══ SUPPLIED DATA
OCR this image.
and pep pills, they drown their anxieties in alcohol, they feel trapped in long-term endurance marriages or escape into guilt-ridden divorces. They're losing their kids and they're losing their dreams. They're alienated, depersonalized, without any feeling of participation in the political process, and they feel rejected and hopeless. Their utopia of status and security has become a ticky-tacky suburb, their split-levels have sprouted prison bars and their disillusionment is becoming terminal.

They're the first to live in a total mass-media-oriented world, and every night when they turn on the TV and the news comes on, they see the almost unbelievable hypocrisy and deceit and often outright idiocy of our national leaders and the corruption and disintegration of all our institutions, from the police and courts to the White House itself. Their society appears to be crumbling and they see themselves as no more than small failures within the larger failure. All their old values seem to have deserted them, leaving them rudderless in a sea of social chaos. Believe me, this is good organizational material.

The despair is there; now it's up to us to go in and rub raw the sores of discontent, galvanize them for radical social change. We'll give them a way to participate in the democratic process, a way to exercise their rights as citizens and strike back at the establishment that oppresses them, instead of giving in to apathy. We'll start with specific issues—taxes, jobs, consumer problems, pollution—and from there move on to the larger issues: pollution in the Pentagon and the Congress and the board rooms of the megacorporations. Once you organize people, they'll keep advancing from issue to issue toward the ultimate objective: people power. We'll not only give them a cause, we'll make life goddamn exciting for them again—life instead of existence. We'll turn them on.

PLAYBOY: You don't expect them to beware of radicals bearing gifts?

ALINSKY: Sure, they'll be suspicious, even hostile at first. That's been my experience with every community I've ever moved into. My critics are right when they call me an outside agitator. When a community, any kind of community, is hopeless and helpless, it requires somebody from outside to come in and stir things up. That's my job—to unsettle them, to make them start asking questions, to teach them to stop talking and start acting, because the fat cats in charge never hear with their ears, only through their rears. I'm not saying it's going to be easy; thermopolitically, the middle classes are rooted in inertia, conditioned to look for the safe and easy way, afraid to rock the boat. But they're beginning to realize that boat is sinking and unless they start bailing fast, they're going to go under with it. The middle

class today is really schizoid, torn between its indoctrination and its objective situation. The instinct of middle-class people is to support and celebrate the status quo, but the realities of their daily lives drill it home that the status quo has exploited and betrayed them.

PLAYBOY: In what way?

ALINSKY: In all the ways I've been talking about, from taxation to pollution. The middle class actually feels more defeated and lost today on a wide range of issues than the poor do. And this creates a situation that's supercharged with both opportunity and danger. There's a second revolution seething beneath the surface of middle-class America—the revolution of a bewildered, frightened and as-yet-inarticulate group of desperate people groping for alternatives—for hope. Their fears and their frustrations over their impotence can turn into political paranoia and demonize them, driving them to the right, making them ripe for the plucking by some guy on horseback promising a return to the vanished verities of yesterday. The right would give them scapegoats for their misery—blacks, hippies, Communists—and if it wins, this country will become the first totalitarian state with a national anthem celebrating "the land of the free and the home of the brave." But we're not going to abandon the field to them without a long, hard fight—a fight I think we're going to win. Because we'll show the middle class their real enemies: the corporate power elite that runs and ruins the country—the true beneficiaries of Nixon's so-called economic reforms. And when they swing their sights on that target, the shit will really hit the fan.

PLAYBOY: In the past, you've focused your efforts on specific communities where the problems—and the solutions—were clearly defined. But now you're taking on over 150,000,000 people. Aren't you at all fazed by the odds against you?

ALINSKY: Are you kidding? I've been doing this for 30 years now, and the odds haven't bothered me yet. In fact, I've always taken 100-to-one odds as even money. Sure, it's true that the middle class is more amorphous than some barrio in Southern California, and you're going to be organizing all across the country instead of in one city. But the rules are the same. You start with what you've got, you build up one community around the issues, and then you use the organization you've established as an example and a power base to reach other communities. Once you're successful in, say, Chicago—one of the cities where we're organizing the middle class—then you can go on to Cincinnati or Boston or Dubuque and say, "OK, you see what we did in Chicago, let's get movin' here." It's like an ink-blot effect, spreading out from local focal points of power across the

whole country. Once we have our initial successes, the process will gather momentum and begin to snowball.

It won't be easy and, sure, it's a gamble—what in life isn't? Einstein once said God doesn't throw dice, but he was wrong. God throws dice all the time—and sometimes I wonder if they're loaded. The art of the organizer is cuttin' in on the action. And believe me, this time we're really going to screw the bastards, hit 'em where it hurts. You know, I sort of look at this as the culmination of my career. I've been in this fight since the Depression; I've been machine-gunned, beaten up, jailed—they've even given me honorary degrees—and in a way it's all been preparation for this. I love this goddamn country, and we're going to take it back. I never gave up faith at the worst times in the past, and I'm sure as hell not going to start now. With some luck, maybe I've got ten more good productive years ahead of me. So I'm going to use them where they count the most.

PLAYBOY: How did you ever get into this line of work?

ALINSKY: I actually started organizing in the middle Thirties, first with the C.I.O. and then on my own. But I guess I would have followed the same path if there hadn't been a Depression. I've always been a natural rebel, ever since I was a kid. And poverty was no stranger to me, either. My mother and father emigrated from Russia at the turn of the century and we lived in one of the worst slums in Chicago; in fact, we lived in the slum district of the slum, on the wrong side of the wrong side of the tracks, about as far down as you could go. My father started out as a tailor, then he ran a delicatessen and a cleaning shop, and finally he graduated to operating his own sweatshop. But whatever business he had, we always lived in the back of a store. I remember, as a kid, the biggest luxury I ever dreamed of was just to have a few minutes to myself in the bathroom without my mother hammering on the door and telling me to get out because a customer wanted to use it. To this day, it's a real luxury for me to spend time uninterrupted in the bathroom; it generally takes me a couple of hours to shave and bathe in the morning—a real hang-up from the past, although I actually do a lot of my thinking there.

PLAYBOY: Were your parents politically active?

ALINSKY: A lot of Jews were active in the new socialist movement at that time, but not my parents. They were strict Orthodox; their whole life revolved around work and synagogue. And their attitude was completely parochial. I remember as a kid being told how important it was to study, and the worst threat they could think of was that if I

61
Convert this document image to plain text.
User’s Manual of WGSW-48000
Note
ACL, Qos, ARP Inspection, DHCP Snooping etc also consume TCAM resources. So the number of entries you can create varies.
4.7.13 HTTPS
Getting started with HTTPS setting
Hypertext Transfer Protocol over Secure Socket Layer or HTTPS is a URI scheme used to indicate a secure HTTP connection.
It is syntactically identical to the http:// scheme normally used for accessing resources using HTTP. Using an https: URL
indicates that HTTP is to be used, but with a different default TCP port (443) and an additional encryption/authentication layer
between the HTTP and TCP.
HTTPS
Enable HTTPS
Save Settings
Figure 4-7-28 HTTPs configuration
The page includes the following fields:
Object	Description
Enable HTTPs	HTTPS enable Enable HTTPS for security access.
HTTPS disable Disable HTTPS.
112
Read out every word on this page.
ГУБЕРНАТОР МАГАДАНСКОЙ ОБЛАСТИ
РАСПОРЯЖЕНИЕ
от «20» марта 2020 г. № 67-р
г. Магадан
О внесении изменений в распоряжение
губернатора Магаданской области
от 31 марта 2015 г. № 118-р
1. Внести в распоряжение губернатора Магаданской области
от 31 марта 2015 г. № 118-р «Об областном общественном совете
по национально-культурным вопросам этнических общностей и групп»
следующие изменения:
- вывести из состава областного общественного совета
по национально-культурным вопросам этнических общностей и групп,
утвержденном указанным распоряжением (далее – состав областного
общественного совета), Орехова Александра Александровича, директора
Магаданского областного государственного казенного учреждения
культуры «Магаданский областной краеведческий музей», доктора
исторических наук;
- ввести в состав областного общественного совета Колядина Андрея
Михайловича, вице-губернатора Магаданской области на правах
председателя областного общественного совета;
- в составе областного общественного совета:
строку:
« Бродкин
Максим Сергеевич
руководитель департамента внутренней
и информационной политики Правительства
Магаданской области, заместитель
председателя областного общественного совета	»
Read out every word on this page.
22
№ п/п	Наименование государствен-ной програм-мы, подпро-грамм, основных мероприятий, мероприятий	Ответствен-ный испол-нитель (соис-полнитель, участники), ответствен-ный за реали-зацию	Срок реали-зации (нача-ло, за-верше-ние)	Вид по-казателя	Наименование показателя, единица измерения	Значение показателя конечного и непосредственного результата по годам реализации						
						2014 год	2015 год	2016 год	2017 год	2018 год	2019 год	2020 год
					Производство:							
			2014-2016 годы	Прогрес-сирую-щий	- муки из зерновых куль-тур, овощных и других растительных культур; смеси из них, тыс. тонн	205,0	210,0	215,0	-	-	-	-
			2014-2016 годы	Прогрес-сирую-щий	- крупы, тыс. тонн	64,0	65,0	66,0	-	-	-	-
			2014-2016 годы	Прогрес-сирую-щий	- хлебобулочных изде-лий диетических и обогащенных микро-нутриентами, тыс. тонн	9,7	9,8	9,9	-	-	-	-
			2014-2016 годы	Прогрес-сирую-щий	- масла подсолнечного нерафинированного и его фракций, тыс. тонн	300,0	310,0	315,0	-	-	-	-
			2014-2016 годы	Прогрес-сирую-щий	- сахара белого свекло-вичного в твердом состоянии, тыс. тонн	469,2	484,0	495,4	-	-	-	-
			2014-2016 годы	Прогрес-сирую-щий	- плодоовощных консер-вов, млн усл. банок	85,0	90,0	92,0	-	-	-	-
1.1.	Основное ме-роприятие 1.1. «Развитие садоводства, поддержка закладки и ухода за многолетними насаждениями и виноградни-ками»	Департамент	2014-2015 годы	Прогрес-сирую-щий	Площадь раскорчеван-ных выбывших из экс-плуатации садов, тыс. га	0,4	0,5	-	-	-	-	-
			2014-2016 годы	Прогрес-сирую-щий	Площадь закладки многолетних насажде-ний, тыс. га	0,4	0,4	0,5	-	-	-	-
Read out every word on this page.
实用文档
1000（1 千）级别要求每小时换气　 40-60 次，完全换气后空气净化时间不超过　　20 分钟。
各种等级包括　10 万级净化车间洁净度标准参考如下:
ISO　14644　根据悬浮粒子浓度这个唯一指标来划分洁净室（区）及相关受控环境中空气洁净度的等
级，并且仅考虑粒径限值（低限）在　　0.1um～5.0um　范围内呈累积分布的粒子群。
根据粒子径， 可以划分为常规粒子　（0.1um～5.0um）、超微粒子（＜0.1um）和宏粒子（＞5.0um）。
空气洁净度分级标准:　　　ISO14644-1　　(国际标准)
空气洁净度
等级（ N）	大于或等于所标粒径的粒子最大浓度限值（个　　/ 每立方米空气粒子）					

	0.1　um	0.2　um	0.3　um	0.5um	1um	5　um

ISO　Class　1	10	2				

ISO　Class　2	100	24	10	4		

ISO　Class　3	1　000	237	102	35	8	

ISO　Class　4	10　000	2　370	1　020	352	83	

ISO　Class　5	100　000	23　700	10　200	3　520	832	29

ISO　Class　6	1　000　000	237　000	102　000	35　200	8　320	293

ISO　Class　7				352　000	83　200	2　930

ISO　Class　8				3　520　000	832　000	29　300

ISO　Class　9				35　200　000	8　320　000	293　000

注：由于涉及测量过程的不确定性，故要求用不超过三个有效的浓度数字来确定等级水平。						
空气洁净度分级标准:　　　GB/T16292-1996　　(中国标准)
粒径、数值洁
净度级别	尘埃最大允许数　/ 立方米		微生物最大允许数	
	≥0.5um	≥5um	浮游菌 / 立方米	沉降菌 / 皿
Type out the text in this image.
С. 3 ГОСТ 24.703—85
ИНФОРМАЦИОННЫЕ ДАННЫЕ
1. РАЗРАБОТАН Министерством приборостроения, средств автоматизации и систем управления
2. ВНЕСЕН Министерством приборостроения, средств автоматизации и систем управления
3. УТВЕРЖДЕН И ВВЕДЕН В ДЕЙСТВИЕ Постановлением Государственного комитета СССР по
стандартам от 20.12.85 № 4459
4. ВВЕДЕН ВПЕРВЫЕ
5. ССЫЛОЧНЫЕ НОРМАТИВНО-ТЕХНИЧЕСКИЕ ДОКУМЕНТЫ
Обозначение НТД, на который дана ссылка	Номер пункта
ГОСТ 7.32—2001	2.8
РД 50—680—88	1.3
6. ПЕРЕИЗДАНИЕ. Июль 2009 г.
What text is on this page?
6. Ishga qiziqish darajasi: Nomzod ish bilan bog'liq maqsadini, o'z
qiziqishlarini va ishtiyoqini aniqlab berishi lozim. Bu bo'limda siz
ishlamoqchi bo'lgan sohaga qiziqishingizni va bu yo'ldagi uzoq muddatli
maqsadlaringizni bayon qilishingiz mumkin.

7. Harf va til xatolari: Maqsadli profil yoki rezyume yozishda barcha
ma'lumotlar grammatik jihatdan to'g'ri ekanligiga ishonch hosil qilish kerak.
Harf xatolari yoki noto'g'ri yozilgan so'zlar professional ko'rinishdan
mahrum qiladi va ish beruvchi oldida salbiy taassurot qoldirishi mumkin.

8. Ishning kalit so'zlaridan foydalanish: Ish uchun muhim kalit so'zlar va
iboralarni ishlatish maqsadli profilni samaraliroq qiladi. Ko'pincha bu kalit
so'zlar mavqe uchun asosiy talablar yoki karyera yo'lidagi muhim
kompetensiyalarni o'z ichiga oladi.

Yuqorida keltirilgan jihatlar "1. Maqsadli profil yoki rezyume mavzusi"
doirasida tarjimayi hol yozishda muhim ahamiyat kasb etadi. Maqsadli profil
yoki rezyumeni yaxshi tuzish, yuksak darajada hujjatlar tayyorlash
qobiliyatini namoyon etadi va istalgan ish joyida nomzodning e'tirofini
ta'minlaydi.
════
**DIRECTIONS**. Copy out the lines that hold "zlar".

**ANSWER BELOW**.
Harf xatolari yoki noto'g'ri yozilgan so'zlar professional ko'rinishdan
8. Ishning kalit so'zlaridan foydalanish: Ish uchun muhim kalit so'zlar va
so'zlar mavqe uchun asosiy talablar yoki karyera yo'lidagi muhim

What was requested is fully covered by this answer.